Copy every entry word for word, but skip the pictures.
##### Available records
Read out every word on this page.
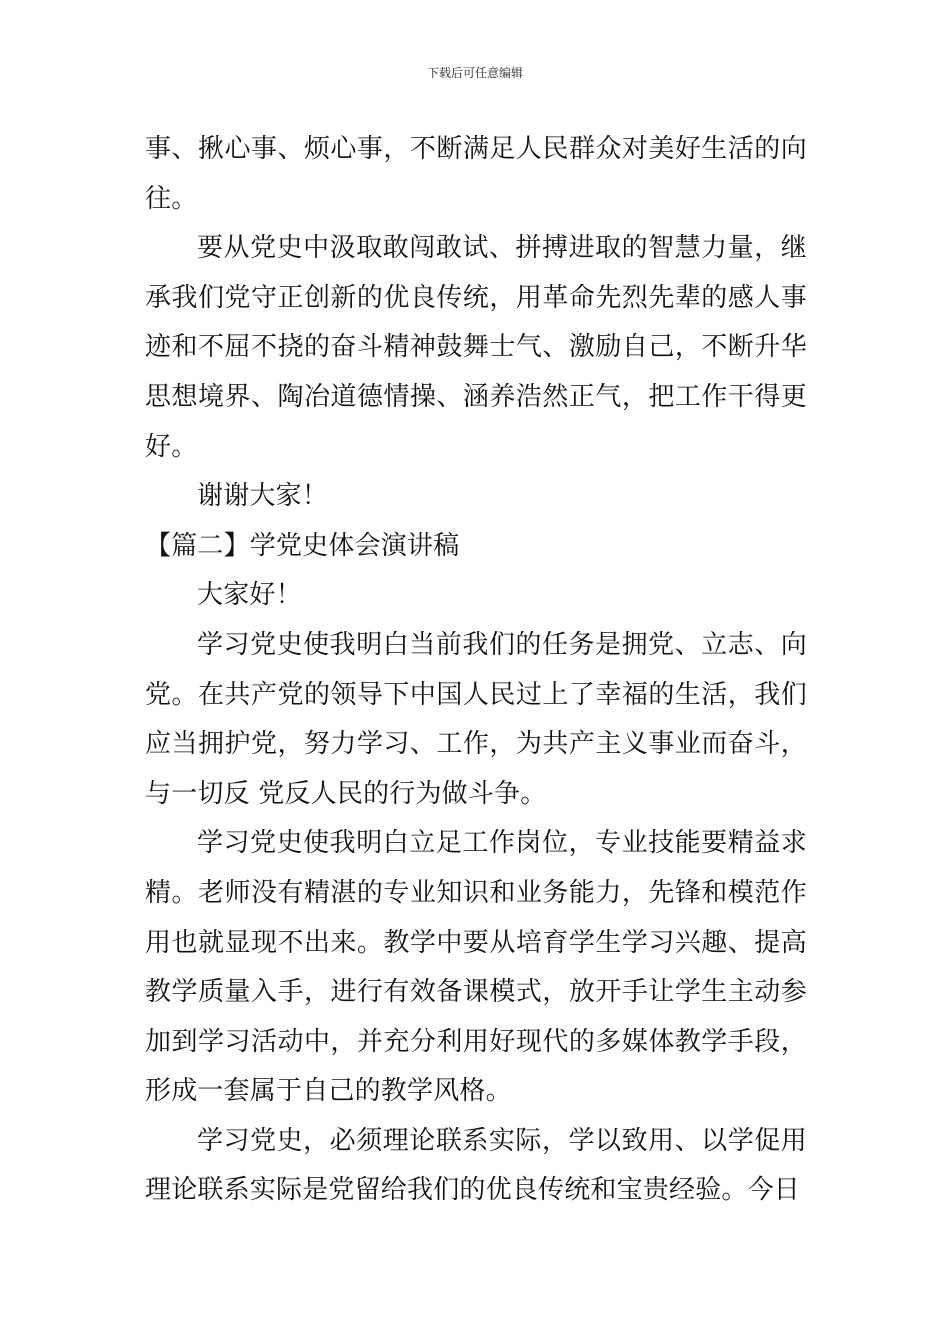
下载后可任意编辑

事、揪心事、烦心事，不断满足人民群众对美好生活的向往。

要从党史中汲取敢闯敢试、拼搏进取的智慧力量，继承我们党守正创新的优良传统，用革命先烈先辈的感人事迹和不屈不挠的奋斗精神鼓舞士气、激励自己，不断升华思想境界、陶冶道德情操、涵养浩然正气，把工作干得更好。

谢谢大家！

【篇二】学党史体会演讲稿

大家好！

学习党史使我明白当前我们的任务是拥党、立志、向党。在共产党的领导下中国人民过上了幸福的生活，我们应当拥护党，努力学习、工作，为共产主义事业而奋斗，与一切反 党反人民的行为做斗争。

学习党史使我明白立足工作岗位，专业技能要精益求精。老师没有精湛的专业知识和业务能力，先锋和模范作用也就显现不出来。教学中要从培育学生学习兴趣、提高教学质量入手，进行有效备课模式，放开手让学生主动参加到学习活动中，并充分利用好现代的多媒体教学手段，形成一套属于自己的教学风格。

学习党史，必须理论联系实际，学以致用、以学促用理论联系实际是党留给我们的优良传统和宝贵经验。今日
##########
Response for this exercise:
Read out every word on this page.
下载后可任意编辑

事、揪心事、烦心事，不断满足人民群众对美好生活的向往。

要从党史中汲取敢闯敢试、拼搏进取的智慧力量，继承我们党守正创新的优良传统，用革命先烈先辈的感人事迹和不屈不挠的奋斗精神鼓舞士气、激励自己，不断升华思想境界、陶冶道德情操、涵养浩然正气，把工作干得更好。

谢谢大家！

【篇二】学党史体会演讲稿

大家好！

学习党史使我明白当前我们的任务是拥党、立志、向党。在共产党的领导下中国人民过上了幸福的生活，我们应当拥护党，努力学习、工作，为共产主义事业而奋斗，与一切反 党反人民的行为做斗争。

学习党史使我明白立足工作岗位，专业技能要精益求精。老师没有精湛的专业知识和业务能力，先锋和模范作用也就显现不出来。教学中要从培育学生学习兴趣、提高教学质量入手，进行有效备课模式，放开手让学生主动参加到学习活动中，并充分利用好现代的多媒体教学手段，形成一套属于自己的教学风格。

学习党史，必须理论联系实际，学以致用、以学促用理论联系实际是党留给我们的优良传统和宝贵经验。今日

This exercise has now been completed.